Items from a figure collection:
* * * * * * *

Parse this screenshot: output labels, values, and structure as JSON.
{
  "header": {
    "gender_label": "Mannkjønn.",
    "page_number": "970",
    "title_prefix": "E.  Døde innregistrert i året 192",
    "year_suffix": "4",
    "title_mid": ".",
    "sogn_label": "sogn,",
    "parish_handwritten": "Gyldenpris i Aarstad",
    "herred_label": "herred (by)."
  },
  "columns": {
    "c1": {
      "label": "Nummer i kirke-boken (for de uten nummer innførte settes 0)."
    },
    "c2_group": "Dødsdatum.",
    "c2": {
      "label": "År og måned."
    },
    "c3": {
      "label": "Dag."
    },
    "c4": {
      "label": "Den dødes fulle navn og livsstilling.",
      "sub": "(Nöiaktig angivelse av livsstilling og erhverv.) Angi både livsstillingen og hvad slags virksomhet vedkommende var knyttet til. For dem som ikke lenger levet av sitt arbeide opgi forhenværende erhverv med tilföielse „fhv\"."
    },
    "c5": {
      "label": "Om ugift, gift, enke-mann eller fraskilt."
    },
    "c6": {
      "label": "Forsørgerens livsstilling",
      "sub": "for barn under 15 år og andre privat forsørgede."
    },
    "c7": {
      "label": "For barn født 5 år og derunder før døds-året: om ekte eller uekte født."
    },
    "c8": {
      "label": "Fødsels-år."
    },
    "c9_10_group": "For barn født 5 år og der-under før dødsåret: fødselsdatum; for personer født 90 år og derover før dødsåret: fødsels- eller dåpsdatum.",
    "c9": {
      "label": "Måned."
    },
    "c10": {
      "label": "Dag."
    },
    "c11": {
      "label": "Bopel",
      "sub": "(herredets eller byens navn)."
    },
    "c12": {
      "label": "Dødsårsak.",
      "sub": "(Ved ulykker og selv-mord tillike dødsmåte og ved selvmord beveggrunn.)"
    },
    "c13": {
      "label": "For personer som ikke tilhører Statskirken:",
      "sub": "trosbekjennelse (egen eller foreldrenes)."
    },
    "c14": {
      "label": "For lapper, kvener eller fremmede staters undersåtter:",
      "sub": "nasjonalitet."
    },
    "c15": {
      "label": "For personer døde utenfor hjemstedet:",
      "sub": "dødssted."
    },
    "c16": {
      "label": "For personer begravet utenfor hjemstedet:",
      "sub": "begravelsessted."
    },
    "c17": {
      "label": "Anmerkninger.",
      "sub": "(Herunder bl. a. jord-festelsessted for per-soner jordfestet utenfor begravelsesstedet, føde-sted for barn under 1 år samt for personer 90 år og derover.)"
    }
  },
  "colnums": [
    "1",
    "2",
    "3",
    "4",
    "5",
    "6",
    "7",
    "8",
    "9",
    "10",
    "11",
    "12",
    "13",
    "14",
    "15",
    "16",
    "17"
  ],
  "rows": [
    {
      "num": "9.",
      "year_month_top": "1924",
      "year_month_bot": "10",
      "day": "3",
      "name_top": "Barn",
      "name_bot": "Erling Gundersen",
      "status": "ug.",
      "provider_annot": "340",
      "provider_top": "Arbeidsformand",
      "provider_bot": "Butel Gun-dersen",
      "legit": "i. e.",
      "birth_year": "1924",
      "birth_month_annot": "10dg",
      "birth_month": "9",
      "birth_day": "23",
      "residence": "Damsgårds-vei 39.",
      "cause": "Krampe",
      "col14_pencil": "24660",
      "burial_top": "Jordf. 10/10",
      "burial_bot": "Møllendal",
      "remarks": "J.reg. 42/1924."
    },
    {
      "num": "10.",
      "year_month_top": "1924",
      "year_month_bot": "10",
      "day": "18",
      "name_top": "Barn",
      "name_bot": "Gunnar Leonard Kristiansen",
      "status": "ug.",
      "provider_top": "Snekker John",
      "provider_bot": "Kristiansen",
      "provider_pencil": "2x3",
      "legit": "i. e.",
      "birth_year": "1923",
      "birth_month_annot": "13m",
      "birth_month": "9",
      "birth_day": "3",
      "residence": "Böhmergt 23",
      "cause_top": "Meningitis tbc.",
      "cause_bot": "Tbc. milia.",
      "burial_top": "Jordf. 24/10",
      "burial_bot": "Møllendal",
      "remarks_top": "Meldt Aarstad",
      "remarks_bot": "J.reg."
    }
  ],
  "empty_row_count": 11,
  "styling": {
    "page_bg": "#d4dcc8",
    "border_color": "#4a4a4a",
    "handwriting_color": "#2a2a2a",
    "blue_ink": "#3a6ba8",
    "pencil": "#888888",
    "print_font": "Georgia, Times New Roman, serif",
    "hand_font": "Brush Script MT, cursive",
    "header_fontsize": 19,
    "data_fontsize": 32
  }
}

* * * * * * *

Pull every line holding "navn" out of the records.

      "label": "Den dødes fulle navn og livsstilling.",
      "sub": "(herredets eller byens navn)."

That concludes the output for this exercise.